(Request) Read the lines that follow and pick out every one containing the word "text".

(Dataset extract)
═══

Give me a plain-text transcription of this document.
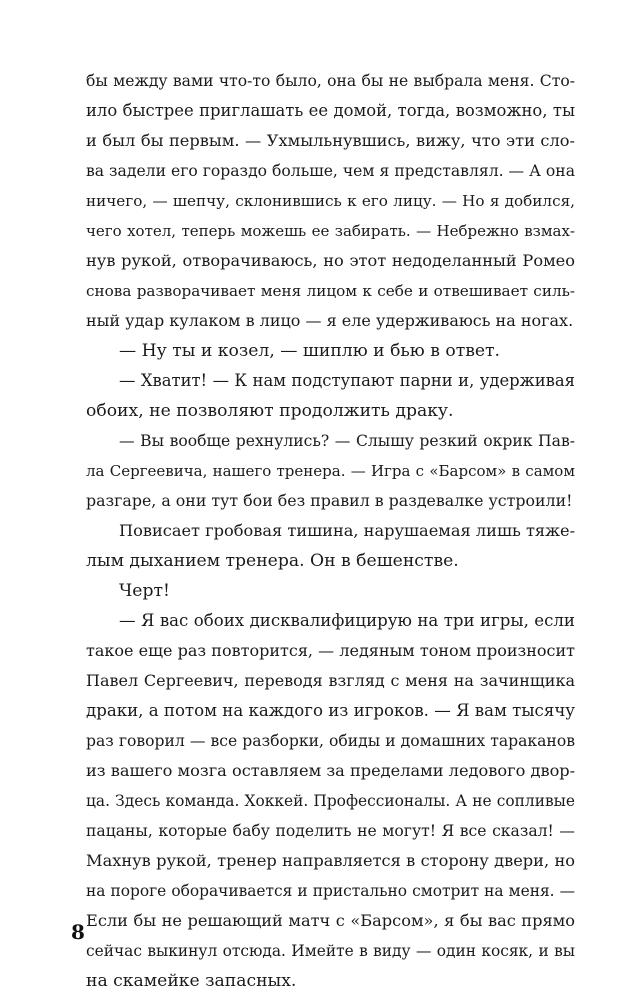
бы между вами что-то было, она бы не выбрала меня. Сто-
ило быстрее приглашать ее домой, тогда, возможно, ты
и был бы первым. — Ухмыльнувшись, вижу, что эти сло-
ва задели его гораздо больше, чем я представлял. — А она
ничего, — шепчу, склонившись к его лицу. — Но я добился,
чего хотел, теперь можешь ее забирать. — Небрежно взмах-
нув рукой, отворачиваюсь, но этот недоделанный Ромео
снова разворачивает меня лицом к себе и отвешивает силь-
ный удар кулаком в лицо — я еле удерживаюсь на ногах.
— Ну ты и козел, — шиплю и бью в ответ.
— Хватит! — К нам подступают парни и, удерживая
обоих, не позволяют продолжить драку.
— Вы вообще рехнулись? — Слышу резкий окрик Пав-
ла Сергеевича, нашего тренера. — Игра с «Барсом» в самом
разгаре, а они тут бои без правил в раздевалке устроили!
Повисает гробовая тишина, нарушаемая лишь тяже-
лым дыханием тренера. Он в бешенстве.
Черт!
— Я вас обоих дисквалифицирую на три игры, если
такое еще раз повторится, — ледяным тоном произносит
Павел Сергеевич, переводя взгляд с меня на зачинщика
драки, а потом на каждого из игроков. — Я вам тысячу
раз говорил — все разборки, обиды и домашних тараканов
из вашего мозга оставляем за пределами ледового двор-
ца. Здесь команда. Хоккей. Профессионалы. А не сопливые
пацаны, которые бабу поделить не могут! Я все сказал! —
Махнув рукой, тренер направляется в сторону двери, но
на пороге оборачивается и пристально смотрит на меня. —
Если бы не решающий матч с «Барсом», я бы вас прямо
сейчас выкинул отсюда. Имейте в виду — один косяк, и вы
на скамейке запасных.
8
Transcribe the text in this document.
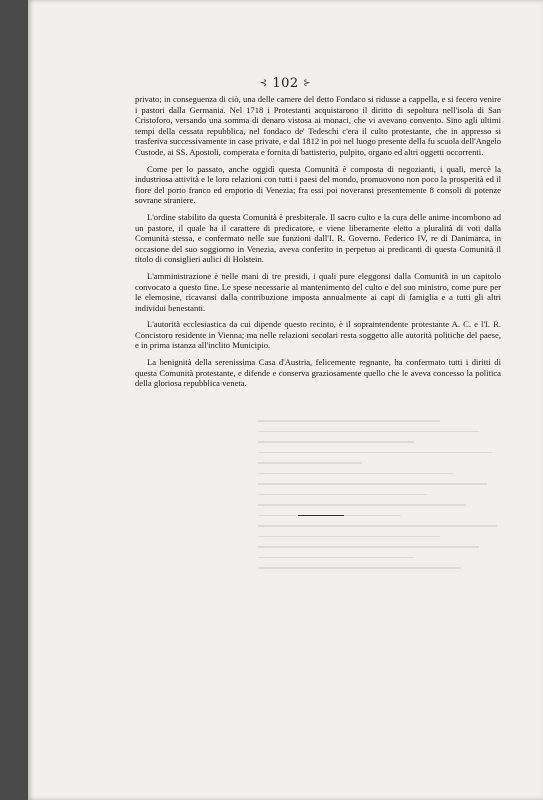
⊰ 102 ⊱

privato; in conseguenza di ciò, una delle camere del detto Fondaco si ridusse a cappella, e si fecero venire i pastori dalla Germania. Nel 1718 i Protestanti acquistarono il diritto di sepoltura nell'isola di San Cristoforo, versando una somma di denaro vistosa ai monaci, che vi avevano convento. Sino agli ultimi tempi della cessata repubblica, nel fondaco de' Tedeschi c'era il culto protestante, che in appresso si trasferiva successivamente in case private, e dal 1812 in poi nel luogo presente della fu scuola dell'Angelo Custode, ai SS. Apostoli, comperata e fornita di battisterio, pulpito, organo ed altri oggetti occorrenti.

Come per lo passato, anche oggidì questa Comunità è composta di negozianti, i quali, mercè la industriosa attività e le loro relazioni con tutti i paesi del mondo, promuovono non poco la prosperità ed il fiore del porto franco ed emporio di Venezia; fra essi poi noveransi presentemente 8 consoli di potenze sovrane straniere.

L'ordine stabilito da questa Comunità è presbiterale. Il sacro culto e la cura delle anime incombono ad un pastore, il quale ha il carattere di predicatore, e viene liberamente eletto a pluralità di voti dalla Comunità stessa, e confermato nelle sue funzioni dall'I. R. Governo. Federico IV, re di Danimarca, in occasione del suo soggiorno in Venezia, aveva conferito in perpetuo ai predicanti di questa Comunità il titolo di consiglieri aulici di Holstein.

L'amministrazione è nelle mani di tre presidi, i quali pure eleggonsi dalla Comunità in un capitolo convocato a questo fine. Le spese necessarie al mantenimento del culto e del suo ministro, come pure per le elemosine, ricavansi dalla contribuzione imposta annualmente ai capi di famiglia e a tutti gli altri individui benestanti.

L'autorità ecclesiastica da cui dipende questo recinto, è il sopraintendente protestante A. C. e l'I. R. Concistoro residente in Vienna; ma nelle relazioni secolari resta soggetto alle autorità politiche del paese, e in prima istanza all'inclito Municipio.

La benignità della serenissima Casa d'Austria, felicemente regnante, ha confermato tutti i diritti di questa Comunità protestante, e difende e conserva graziosamente quello che le aveva concesso la politica della gloriosa repubblica veneta.
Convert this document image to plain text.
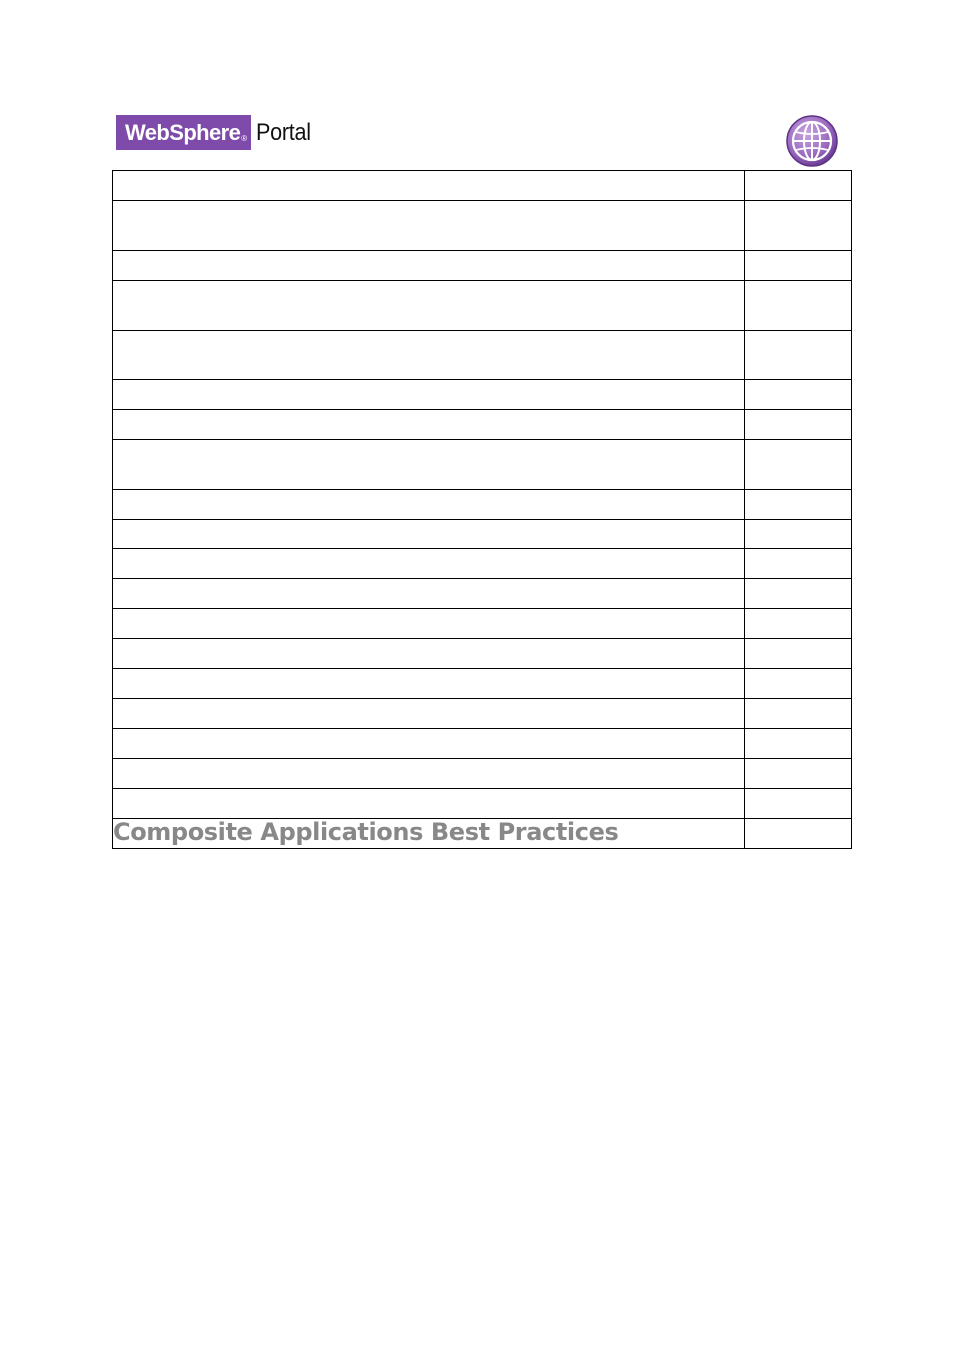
WebSphere ® Portal

Composite Applications Best Practices
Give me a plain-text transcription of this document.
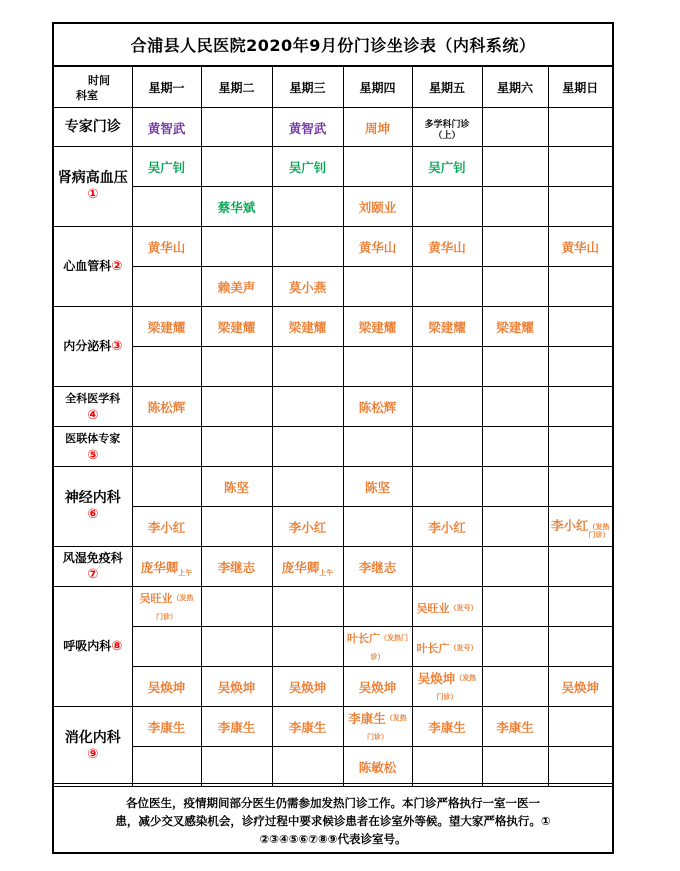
合浦县人民医院2020年9月份门诊坐诊表（内科系统）
时间
科室	星期一	星期二	星期三	星期四	星期五	星期六	星期日
专家门诊	黄智武		黄智武	周坤	多学科门诊
（上）		

肾病高血压
①	吴广钊		吴广钊		吴广钊		
		蔡华斌		刘颐业			
心血管科②	黄华山			黄华山	黄华山		黄华山
		赖美声	莫小燕				
内分泌科③	梁建耀	梁建耀	梁建耀	梁建耀	梁建耀	梁建耀	

全科医学科
④	陈松辉			陈松辉			
医联体专家
⑤							
神经内科
⑥		陈坚		陈坚			
	李小红		李小红		李小红		李小红 （发热
门诊）

风湿免疫科
⑦	庞华卿上午	李继志	庞华卿上午	李继志			
呼吸内科⑧	吴旺业（发热
门诊）				吴旺业（发号）		
				叶长广（发热门
诊）	叶长广（发号）		
	吴焕坤	吴焕坤	吴焕坤	吴焕坤	吴焕坤（发热
门诊）		吴焕坤
消化内科
⑨	李康生	李康生	李康生	李康生（发热
门诊）	李康生	李康生	
				陈敏松			
各位医生，疫情期间部分医生仍需参加发热门诊工作。本门诊严格执行一室一医一
患，减少交叉感染机会，诊疗过程中要求候诊患者在诊室外等候。望大家严格执行。①
②③④⑤⑥⑦⑧⑨代表诊室号。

═══

(Task output)
Give me a plain-text transcription of this document.
Transcribe the text in this document.
Convert this document image to plain text.
Give me a plain-text transcription of this document.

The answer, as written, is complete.